Exercise objective
Only the number is wanted: count the lines that contain "Residuals".

Provided data
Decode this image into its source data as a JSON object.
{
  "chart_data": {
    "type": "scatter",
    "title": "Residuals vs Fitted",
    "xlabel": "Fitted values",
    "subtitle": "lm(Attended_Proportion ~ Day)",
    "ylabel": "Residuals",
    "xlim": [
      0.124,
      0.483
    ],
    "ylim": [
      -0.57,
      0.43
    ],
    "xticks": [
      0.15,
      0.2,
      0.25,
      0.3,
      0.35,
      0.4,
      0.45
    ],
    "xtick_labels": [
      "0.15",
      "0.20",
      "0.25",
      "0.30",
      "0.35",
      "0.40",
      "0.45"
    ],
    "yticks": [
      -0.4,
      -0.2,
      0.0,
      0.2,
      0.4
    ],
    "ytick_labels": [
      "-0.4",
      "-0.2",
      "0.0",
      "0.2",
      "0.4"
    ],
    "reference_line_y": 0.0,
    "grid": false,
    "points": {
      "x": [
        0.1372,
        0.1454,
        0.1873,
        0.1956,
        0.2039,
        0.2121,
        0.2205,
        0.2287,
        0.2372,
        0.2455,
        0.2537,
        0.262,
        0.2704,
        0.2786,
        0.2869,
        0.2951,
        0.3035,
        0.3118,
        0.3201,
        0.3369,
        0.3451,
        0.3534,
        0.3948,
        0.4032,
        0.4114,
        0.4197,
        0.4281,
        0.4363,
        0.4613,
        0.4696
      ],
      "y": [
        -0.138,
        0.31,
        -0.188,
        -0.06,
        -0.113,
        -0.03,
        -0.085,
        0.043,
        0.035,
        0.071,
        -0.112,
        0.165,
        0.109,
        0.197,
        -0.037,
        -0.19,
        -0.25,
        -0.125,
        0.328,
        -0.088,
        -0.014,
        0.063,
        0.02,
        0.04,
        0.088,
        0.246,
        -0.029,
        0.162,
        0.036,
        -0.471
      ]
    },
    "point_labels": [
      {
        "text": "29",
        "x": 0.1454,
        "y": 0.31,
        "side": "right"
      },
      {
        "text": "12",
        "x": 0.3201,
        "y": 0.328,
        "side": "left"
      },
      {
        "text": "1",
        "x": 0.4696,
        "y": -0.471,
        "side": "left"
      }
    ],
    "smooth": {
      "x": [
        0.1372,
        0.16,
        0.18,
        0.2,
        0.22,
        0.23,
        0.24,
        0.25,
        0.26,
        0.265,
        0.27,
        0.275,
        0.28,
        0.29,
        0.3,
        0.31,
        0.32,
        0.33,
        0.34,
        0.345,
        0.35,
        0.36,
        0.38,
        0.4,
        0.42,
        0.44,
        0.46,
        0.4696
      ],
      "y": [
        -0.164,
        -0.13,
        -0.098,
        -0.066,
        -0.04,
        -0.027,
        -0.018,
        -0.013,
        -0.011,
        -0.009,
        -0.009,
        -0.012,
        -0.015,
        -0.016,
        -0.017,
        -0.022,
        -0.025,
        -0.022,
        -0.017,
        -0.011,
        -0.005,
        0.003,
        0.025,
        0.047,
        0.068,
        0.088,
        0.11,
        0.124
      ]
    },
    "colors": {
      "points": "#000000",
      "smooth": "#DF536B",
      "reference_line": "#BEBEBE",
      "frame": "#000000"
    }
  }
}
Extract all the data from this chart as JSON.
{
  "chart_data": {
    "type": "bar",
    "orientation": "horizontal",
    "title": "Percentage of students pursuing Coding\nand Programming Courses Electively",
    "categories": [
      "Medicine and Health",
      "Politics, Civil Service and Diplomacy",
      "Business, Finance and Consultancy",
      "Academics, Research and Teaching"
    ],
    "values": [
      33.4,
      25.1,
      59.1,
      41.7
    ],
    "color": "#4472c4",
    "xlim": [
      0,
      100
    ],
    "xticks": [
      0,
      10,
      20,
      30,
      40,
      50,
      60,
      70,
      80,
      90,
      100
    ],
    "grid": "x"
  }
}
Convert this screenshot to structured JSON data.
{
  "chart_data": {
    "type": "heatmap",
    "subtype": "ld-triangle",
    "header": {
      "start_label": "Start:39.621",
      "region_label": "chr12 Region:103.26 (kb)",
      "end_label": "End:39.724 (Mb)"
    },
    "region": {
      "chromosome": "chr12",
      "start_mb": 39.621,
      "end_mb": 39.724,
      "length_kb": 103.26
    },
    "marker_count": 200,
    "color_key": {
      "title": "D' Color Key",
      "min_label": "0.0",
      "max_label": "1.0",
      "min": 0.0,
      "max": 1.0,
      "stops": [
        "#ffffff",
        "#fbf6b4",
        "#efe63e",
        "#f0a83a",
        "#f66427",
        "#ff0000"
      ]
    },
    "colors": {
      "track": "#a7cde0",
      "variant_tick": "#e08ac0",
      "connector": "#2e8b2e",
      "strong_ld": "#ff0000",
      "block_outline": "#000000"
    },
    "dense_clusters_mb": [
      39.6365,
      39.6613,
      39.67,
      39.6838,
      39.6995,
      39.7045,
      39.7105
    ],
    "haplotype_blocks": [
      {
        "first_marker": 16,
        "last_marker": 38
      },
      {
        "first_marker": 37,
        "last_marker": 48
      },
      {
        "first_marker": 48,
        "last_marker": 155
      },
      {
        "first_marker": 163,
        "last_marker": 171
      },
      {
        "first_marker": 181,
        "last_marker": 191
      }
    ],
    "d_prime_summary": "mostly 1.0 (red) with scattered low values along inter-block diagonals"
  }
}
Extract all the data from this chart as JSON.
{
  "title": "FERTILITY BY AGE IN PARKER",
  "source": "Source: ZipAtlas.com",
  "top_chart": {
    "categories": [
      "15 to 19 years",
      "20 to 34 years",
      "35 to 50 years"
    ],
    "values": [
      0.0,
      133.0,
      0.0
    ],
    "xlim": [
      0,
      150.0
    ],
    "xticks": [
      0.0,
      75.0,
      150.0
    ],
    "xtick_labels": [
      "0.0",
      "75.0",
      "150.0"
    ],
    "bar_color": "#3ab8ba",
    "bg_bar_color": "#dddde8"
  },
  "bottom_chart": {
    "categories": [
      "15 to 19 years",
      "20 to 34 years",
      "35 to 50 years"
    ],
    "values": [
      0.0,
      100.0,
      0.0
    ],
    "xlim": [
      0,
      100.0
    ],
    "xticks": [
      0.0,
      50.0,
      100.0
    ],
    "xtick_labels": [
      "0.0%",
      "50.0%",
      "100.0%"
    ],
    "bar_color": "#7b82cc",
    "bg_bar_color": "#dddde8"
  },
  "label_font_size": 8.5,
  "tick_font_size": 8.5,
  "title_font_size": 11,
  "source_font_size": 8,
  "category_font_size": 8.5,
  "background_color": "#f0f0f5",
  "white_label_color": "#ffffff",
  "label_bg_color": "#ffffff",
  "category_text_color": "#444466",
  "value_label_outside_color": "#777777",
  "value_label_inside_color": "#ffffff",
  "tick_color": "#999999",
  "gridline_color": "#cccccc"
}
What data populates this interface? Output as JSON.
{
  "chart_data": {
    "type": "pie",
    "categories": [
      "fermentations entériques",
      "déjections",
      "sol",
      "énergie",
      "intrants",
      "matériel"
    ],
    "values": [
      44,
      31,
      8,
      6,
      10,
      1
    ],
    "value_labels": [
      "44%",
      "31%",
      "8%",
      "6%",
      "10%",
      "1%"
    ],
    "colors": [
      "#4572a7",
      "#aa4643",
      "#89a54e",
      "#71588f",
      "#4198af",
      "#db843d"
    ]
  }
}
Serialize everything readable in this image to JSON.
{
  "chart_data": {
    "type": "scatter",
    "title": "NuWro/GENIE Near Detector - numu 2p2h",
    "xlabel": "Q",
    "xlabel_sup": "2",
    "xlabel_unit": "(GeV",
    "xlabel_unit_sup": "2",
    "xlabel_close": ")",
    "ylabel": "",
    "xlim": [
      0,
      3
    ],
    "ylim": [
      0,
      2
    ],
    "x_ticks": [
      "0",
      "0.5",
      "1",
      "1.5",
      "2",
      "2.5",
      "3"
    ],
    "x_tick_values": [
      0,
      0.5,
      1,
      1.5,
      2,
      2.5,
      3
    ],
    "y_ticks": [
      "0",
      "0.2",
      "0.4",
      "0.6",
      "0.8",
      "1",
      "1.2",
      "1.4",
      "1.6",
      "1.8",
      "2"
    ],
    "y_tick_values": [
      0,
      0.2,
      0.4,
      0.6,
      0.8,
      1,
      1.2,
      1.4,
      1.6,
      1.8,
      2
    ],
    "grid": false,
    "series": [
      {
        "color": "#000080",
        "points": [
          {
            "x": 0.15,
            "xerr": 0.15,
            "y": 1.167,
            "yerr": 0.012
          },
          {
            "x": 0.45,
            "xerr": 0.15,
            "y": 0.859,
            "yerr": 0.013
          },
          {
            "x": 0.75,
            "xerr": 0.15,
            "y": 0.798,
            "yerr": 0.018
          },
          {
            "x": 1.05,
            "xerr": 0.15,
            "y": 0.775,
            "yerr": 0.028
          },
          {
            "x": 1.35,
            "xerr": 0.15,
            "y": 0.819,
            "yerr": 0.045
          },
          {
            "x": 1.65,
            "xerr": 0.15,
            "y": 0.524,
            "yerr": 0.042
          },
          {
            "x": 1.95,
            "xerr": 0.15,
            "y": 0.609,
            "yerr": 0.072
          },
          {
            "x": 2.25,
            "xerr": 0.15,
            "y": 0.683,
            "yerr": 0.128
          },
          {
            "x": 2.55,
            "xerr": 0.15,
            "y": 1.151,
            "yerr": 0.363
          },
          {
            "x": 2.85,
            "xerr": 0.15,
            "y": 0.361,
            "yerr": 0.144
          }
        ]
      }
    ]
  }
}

Answer to the exercise
2